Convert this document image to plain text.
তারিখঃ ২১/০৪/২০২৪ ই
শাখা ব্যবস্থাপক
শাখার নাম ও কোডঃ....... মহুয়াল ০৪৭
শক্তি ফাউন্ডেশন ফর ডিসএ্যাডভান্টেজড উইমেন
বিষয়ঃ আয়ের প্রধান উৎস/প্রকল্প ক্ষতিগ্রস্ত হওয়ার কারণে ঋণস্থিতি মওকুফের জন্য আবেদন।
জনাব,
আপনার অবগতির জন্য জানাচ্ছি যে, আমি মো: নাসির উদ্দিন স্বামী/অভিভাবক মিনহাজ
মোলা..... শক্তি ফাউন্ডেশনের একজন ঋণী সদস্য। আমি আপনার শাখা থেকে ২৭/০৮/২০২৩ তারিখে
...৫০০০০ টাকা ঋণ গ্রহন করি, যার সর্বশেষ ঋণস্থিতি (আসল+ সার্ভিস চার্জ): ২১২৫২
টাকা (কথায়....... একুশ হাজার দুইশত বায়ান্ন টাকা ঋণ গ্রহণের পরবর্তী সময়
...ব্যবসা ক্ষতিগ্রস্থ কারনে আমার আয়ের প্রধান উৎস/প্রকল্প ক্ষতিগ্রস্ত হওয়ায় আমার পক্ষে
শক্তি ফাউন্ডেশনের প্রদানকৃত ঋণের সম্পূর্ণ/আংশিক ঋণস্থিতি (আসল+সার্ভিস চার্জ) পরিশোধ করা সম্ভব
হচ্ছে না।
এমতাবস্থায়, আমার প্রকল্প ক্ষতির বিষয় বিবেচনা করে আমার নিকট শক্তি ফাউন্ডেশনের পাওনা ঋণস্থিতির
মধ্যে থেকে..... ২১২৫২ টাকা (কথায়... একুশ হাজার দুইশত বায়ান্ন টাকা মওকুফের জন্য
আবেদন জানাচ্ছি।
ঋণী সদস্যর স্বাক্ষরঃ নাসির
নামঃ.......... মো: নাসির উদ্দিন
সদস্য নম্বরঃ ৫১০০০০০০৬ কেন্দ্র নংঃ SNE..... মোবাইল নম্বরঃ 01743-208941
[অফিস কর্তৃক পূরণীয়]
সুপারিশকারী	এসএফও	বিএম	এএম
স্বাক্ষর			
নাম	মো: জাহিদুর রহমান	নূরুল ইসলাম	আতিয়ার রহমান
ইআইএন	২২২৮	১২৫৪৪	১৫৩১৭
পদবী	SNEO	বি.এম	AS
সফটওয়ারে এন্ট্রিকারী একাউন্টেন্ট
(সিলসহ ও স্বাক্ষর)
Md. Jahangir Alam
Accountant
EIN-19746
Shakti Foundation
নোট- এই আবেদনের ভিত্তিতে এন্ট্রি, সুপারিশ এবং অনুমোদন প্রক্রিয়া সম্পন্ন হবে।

> _OBJECTIVE_
Quote all of the entries verbatim.

> _TASK RESPONSE_
Convert this document image to plain text.
তারিখঃ ২১/০৪/২০২৪ ই
শাখা ব্যবস্থাপক
শাখার নাম ও কোডঃ....... মহুয়াল ০৪৭
শক্তি ফাউন্ডেশন ফর ডিসএ্যাডভান্টেজড উইমেন
বিষয়ঃ আয়ের প্রধান উৎস/প্রকল্প ক্ষতিগ্রস্ত হওয়ার কারণে ঋণস্থিতি মওকুফের জন্য আবেদন।
জনাব,
আপনার অবগতির জন্য জানাচ্ছি যে, আমি মো: নাসির উদ্দিন স্বামী/অভিভাবক মিনহাজ
মোলা..... শক্তি ফাউন্ডেশনের একজন ঋণী সদস্য। আমি আপনার শাখা থেকে ২৭/০৮/২০২৩ তারিখে
...৫০০০০ টাকা ঋণ গ্রহন করি, যার সর্বশেষ ঋণস্থিতি (আসল+ সার্ভিস চার্জ): ২১২৫২
টাকা (কথায়....... একুশ হাজার দুইশত বায়ান্ন টাকা ঋণ গ্রহণের পরবর্তী সময়
...ব্যবসা ক্ষতিগ্রস্থ কারনে আমার আয়ের প্রধান উৎস/প্রকল্প ক্ষতিগ্রস্ত হওয়ায় আমার পক্ষে
শক্তি ফাউন্ডেশনের প্রদানকৃত ঋণের সম্পূর্ণ/আংশিক ঋণস্থিতি (আসল+সার্ভিস চার্জ) পরিশোধ করা সম্ভব
হচ্ছে না।
এমতাবস্থায়, আমার প্রকল্প ক্ষতির বিষয় বিবেচনা করে আমার নিকট শক্তি ফাউন্ডেশনের পাওনা ঋণস্থিতির
মধ্যে থেকে..... ২১২৫২ টাকা (কথায়... একুশ হাজার দুইশত বায়ান্ন টাকা মওকুফের জন্য
আবেদন জানাচ্ছি।
ঋণী সদস্যর স্বাক্ষরঃ নাসির
নামঃ.......... মো: নাসির উদ্দিন
সদস্য নম্বরঃ ৫১০০০০০০৬ কেন্দ্র নংঃ SNE..... মোবাইল নম্বরঃ 01743-208941
[অফিস কর্তৃক পূরণীয়]
সুপারিশকারী	এসএফও	বিএম	এএম
স্বাক্ষর			
নাম	মো: জাহিদুর রহমান	নূরুল ইসলাম	আতিয়ার রহমান
ইআইএন	২২২৮	১২৫৪৪	১৫৩১৭
পদবী	SNEO	বি.এম	AS
সফটওয়ারে এন্ট্রিকারী একাউন্টেন্ট
(সিলসহ ও স্বাক্ষর)
Md. Jahangir Alam
Accountant
EIN-19746
Shakti Foundation
নোট- এই আবেদনের ভিত্তিতে এন্ট্রি, সুপারিশ এবং অনুমোদন প্রক্রিয়া সম্পন্ন হবে।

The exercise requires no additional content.